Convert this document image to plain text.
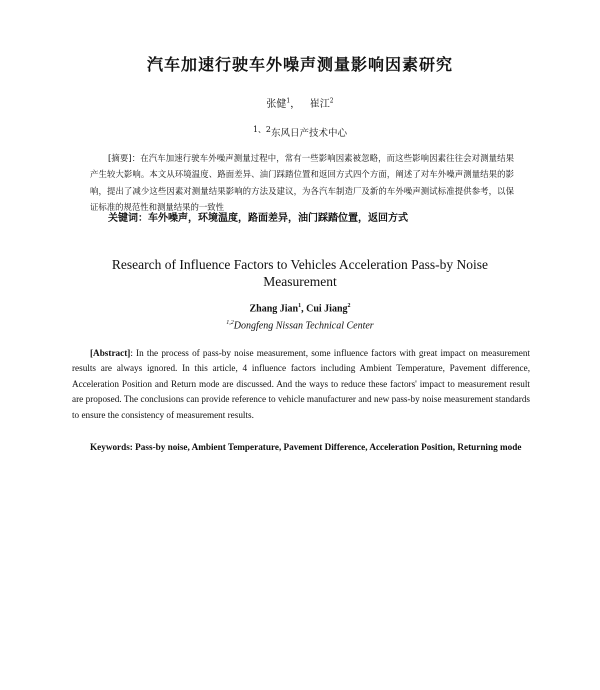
汽车加速行驶车外噪声测量影响因素研究
张健$^1$， 崔江$^2$
$^{1、2}$东风日产技术中心
[摘要]：在汽车加速行驶车外噪声测量过程中，常有一些影响因素被忽略，而这些影响因素往往会对测量结果产生较大影响。本文从环境温度、路面差异、油门踩踏位置和返回方式四个方面，阐述了对车外噪声测量结果的影响，提出了减少这些因素对测量结果影响的方法及建议，为各汽车制造厂及新的车外噪声测试标准提供参考，以保证标准的规范性和测量结果的一致性
关键词：车外噪声，环境温度，路面差异，油门踩踏位置，返回方式
Research of Influence Factors to Vehicles Acceleration Pass-by Noise Measurement
Zhang Jian$^1$, Cui Jiang$^2$
$^{1,2}$Dongfeng Nissan Technical Center
[Abstract]: In the process of pass-by noise measurement, some influence factors with great impact on measurement results are always ignored. In this article, 4 influence factors including Ambient Temperature, Pavement difference, Acceleration Position and Return mode are discussed. And the ways to reduce these factors' impact to measurement result are proposed. The conclusions can provide reference to vehicle manufacturer and new pass-by noise measurement standards to ensure the consistency of measurement results.
Keywords: Pass-by noise, Ambient Temperature, Pavement Difference, Acceleration Position, Returning mode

----------

What is asked
Print each record exactly as it stands, leaving the images out.

Exercise response
Convert this document image to plain text.
汽车加速行驶车外噪声测量影响因素研究
张健$^1$， 崔江$^2$
$^{1、2}$东风日产技术中心
[摘要]：在汽车加速行驶车外噪声测量过程中，常有一些影响因素被忽略，而这些影响因素往往会对测量结果产生较大影响。本文从环境温度、路面差异、油门踩踏位置和返回方式四个方面，阐述了对车外噪声测量结果的影响，提出了减少这些因素对测量结果影响的方法及建议，为各汽车制造厂及新的车外噪声测试标准提供参考，以保证标准的规范性和测量结果的一致性
关键词：车外噪声，环境温度，路面差异，油门踩踏位置，返回方式
Research of Influence Factors to Vehicles Acceleration Pass-by Noise Measurement
Zhang Jian$^1$, Cui Jiang$^2$
$^{1,2}$Dongfeng Nissan Technical Center
[Abstract]: In the process of pass-by noise measurement, some influence factors with great impact on measurement results are always ignored. In this article, 4 influence factors including Ambient Temperature, Pavement difference, Acceleration Position and Return mode are discussed. And the ways to reduce these factors' impact to measurement result are proposed. The conclusions can provide reference to vehicle manufacturer and new pass-by noise measurement standards to ensure the consistency of measurement results.
Keywords: Pass-by noise, Ambient Temperature, Pavement Difference, Acceleration Position, Returning mode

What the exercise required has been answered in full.